** Opening SOURCE EXTRACT block **
Reputation: 8492
I have a website in which changes are very constant on the user side. So to prevent from submitting an ajax request for each user every 3-6 seconds, I want to wait for the user to finish the actions and then submit all to the server.
So, instead of submitting many very small ajax requests, I want to hold it and submit all at once, when the user is inactive (not changing anything) for 1 minute or so. (a bit like an autosave function)
The problem is, since the user can update different parts of the application I need to update different rows in one call, so how would I do this?
Since the POST variable needs an identifier, my first idea is to submit one array of id's and another array of data. Then on the backend rebuild the arrays, iterate, and saving data accordingly. But something tells me it's not the optimal approach, could you guys give me some tips on how to go about this?
Upvotes: 1
Views: 1252
Reputation: 350270
You could use setInterval
in combination with $.ajax
, like this:
function saveData() {
// Gather all the data you might want to post, in one object.
** Closing SOURCE EXTRACT block **
** Opening LISTED RECORDS block **
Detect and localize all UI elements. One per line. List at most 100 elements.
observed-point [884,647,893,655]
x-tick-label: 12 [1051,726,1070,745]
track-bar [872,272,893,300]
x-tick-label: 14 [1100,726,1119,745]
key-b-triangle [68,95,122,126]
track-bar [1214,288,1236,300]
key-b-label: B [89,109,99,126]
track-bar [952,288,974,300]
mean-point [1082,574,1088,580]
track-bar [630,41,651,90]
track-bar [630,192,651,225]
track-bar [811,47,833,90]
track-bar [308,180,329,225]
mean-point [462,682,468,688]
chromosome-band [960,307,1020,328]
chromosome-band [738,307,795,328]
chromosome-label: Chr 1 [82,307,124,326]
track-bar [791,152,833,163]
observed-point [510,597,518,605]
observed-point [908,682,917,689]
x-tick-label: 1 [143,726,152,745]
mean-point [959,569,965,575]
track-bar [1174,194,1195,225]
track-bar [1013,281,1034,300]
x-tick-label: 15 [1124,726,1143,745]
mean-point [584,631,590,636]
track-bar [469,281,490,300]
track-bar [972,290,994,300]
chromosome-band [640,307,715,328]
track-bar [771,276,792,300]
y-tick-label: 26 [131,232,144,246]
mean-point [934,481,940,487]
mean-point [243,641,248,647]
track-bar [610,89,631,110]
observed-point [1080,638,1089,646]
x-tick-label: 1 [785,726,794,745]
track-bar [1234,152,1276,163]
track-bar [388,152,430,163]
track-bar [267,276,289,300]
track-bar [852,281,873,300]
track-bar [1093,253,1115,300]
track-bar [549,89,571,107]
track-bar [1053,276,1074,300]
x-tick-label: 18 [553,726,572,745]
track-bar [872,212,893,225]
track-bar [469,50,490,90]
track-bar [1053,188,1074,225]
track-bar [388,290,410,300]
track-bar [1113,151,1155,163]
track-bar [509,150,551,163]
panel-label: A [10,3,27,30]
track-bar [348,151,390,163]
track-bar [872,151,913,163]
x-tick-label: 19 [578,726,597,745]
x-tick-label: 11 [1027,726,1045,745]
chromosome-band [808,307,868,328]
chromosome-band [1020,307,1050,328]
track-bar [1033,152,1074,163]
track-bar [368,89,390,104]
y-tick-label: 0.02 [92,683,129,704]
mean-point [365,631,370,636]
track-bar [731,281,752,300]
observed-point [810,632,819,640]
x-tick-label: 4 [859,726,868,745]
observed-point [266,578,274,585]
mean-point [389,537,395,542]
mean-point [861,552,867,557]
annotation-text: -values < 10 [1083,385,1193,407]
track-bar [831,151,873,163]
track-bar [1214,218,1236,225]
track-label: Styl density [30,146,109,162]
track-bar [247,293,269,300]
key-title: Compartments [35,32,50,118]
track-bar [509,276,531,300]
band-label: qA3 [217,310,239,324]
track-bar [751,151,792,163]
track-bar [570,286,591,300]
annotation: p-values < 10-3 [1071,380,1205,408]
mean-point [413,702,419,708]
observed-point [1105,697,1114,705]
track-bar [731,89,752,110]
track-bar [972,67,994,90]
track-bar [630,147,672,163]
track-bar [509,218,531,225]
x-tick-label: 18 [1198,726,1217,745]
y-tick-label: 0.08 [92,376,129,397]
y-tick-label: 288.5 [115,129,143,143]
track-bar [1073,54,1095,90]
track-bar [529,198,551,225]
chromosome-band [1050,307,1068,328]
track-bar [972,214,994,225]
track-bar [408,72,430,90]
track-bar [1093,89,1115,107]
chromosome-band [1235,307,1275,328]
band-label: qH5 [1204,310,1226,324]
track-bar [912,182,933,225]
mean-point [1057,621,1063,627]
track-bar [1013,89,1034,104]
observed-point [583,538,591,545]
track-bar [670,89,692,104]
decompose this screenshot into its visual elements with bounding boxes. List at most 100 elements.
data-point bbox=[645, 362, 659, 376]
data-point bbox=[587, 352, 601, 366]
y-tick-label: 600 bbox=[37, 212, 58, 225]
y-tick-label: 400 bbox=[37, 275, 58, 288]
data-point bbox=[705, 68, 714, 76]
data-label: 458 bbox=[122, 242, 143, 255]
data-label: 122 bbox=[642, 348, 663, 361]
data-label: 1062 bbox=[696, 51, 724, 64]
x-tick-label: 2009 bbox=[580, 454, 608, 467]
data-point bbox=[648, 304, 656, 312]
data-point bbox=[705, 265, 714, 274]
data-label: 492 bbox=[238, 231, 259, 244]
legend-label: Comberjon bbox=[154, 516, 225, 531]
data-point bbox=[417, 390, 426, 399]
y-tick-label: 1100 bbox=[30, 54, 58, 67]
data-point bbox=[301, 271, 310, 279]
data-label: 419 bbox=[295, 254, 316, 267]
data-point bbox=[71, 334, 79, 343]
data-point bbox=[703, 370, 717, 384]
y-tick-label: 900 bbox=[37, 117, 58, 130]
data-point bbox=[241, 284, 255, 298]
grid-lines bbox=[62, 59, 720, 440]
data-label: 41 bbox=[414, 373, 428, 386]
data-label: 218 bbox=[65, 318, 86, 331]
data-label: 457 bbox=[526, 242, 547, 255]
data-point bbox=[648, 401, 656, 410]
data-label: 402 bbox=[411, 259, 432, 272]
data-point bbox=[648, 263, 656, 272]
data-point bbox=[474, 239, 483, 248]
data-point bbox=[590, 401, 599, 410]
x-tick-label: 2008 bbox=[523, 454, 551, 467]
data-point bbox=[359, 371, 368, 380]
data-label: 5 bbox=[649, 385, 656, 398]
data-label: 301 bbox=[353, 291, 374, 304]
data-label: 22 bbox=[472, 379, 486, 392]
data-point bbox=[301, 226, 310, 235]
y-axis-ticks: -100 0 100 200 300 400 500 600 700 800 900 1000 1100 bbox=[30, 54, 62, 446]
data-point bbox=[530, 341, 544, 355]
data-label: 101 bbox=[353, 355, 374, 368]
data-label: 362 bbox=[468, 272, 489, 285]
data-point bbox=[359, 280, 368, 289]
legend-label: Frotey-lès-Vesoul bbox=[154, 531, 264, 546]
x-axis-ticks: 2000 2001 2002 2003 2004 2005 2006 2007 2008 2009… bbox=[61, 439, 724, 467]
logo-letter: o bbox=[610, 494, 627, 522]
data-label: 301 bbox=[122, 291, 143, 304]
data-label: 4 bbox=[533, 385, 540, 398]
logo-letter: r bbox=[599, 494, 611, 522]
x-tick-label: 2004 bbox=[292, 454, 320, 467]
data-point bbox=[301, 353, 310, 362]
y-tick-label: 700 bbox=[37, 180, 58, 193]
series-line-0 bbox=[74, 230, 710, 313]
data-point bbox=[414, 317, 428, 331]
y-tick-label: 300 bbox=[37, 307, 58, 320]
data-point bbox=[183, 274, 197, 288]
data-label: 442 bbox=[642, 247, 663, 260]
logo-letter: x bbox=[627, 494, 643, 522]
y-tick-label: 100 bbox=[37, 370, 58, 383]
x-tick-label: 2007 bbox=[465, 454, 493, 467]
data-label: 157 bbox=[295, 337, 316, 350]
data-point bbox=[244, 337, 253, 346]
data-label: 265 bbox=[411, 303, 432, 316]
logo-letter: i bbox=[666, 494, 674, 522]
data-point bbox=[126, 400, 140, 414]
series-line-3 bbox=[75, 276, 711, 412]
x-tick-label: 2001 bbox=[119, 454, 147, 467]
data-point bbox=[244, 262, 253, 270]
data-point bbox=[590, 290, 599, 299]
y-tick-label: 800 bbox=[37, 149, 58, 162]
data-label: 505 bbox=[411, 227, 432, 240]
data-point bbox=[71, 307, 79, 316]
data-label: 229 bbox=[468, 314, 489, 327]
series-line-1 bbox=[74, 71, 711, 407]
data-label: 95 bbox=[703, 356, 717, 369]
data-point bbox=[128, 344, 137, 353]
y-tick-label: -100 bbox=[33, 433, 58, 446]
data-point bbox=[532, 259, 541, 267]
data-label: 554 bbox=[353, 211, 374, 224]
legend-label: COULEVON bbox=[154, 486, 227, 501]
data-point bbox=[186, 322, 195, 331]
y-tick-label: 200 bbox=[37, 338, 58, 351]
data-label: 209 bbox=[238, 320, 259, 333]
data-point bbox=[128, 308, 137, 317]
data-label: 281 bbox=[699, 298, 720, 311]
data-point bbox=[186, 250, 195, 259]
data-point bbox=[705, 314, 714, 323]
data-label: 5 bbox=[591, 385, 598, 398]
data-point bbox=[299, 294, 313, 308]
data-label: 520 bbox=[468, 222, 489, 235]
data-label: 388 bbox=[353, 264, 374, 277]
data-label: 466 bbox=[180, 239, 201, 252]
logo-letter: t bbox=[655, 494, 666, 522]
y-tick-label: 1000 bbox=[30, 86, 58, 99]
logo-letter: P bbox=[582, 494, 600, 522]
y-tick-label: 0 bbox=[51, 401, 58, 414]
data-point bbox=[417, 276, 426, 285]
** Closing LISTED RECORDS block **
▶ [WORK TO COMPLETE]: In the post about batching ajax requests, rewrite the paragraph beginning "Since the POST variable needs an identifier" as a shorter list that keeps its main facts. The records aren't needed for this work.

▶ [REPLY]:
- The POST variable needs an identifier.
- First idea: send one array of ids and a second array of data.
- The backend would rebuild the arrays, loop through them, and save the data to match.
- The writer suspects this isn't the best approach and asks for tips.